- PROMPT
Copy the entries below exactly. Images do not belong in the copy.
--- Begin LISTED RECORDS ---
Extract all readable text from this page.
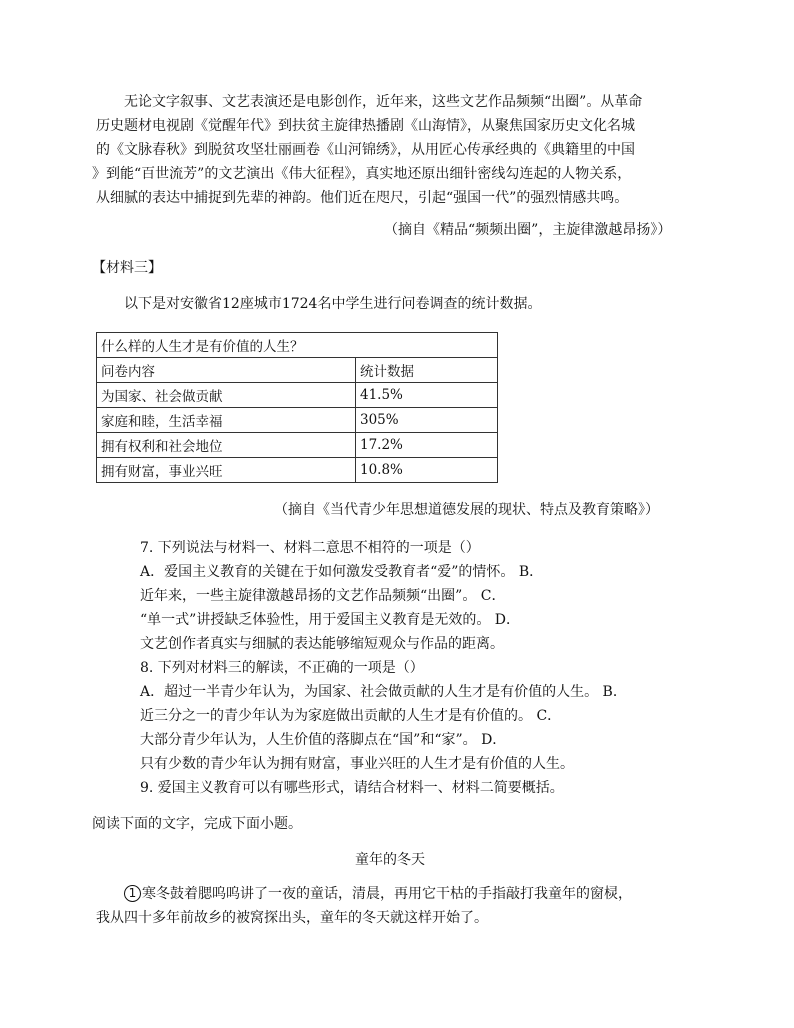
无论文字叙事、文艺表演还是电影创作，近年来，这些文艺作品频频“出圈”。从革命
历史题材电视剧《觉醒年代》到扶贫主旋律热播剧《山海情》，从聚焦国家历史文化名城
的《文脉春秋》到脱贫攻坚壮丽画卷《山河锦绣》，从用匠心传承经典的《典籍里的中国
》到能“百世流芳”的文艺演出《伟大征程》，真实地还原出细针密线勾连起的人物关系，
从细腻的表达中捕捉到先辈的神韵。他们近在咫尺，引起“强国一代”的强烈情感共鸣。
（摘自《精品“频频出圈”，主旋律激越昂扬》）
【材料三】
以下是对安徽省12座城市1724名中学生进行问卷调查的统计数据。
什么样的人生才是有价值的人生？	
问卷内容	统计数据
为国家、社会做贡献	41.5%
家庭和睦，生活幸福	305%
拥有权利和社会地位	17.2%
拥有财富，事业兴旺	10.8%
（摘自《当代青少年思想道德发展的现状、特点及教育策略》）
7. 下列说法与材料一、材料二意思不相符的一项是（）
A．爱国主义教育的关键在于如何激发受教育者“爱”的情怀。 B．
近年来，一些主旋律激越昂扬的文艺作品频频“出圈”。 C．
“单一式”讲授缺乏体验性，用于爱国主义教育是无效的。 D．
文艺创作者真实与细腻的表达能够缩短观众与作品的距离。
8. 下列对材料三的解读，不正确的一项是（）
A．超过一半青少年认为，为国家、社会做贡献的人生才是有价值的人生。 B．
近三分之一的青少年认为为家庭做出贡献的人生才是有价值的。 C．
大部分青少年认为，人生价值的落脚点在“国”和“家”。 D．
只有少数的青少年认为拥有财富，事业兴旺的人生才是有价值的人生。
9. 爱国主义教育可以有哪些形式，请结合材料一、材料二简要概括。
阅读下面的文字，完成下面小题。
童年的冬天
1 寒冬鼓着腮呜呜讲了一夜的童话，清晨，再用它干枯的手指敲打我童年的窗棂，
我从四十多年前故乡的被窝探出头，童年的冬天就这样开始了。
--- End LISTED RECORDS ---
- COMPLETE RESPONSE
Extract all readable text from this page.
无论文字叙事、文艺表演还是电影创作，近年来，这些文艺作品频频“出圈”。从革命
历史题材电视剧《觉醒年代》到扶贫主旋律热播剧《山海情》，从聚焦国家历史文化名城
的《文脉春秋》到脱贫攻坚壮丽画卷《山河锦绣》，从用匠心传承经典的《典籍里的中国
》到能“百世流芳”的文艺演出《伟大征程》，真实地还原出细针密线勾连起的人物关系，
从细腻的表达中捕捉到先辈的神韵。他们近在咫尺，引起“强国一代”的强烈情感共鸣。
（摘自《精品“频频出圈”，主旋律激越昂扬》）
【材料三】
以下是对安徽省12座城市1724名中学生进行问卷调查的统计数据。
什么样的人生才是有价值的人生？	
问卷内容	统计数据
为国家、社会做贡献	41.5%
家庭和睦，生活幸福	305%
拥有权利和社会地位	17.2%
拥有财富，事业兴旺	10.8%
（摘自《当代青少年思想道德发展的现状、特点及教育策略》）
7. 下列说法与材料一、材料二意思不相符的一项是（）
A．爱国主义教育的关键在于如何激发受教育者“爱”的情怀。 B．
近年来，一些主旋律激越昂扬的文艺作品频频“出圈”。 C．
“单一式”讲授缺乏体验性，用于爱国主义教育是无效的。 D．
文艺创作者真实与细腻的表达能够缩短观众与作品的距离。
8. 下列对材料三的解读，不正确的一项是（）
A．超过一半青少年认为，为国家、社会做贡献的人生才是有价值的人生。 B．
近三分之一的青少年认为为家庭做出贡献的人生才是有价值的。 C．
大部分青少年认为，人生价值的落脚点在“国”和“家”。 D．
只有少数的青少年认为拥有财富，事业兴旺的人生才是有价值的人生。
9. 爱国主义教育可以有哪些形式，请结合材料一、材料二简要概括。
阅读下面的文字，完成下面小题。
童年的冬天
1 寒冬鼓着腮呜呜讲了一夜的童话，清晨，再用它干枯的手指敲打我童年的窗棂，
我从四十多年前故乡的被窝探出头，童年的冬天就这样开始了。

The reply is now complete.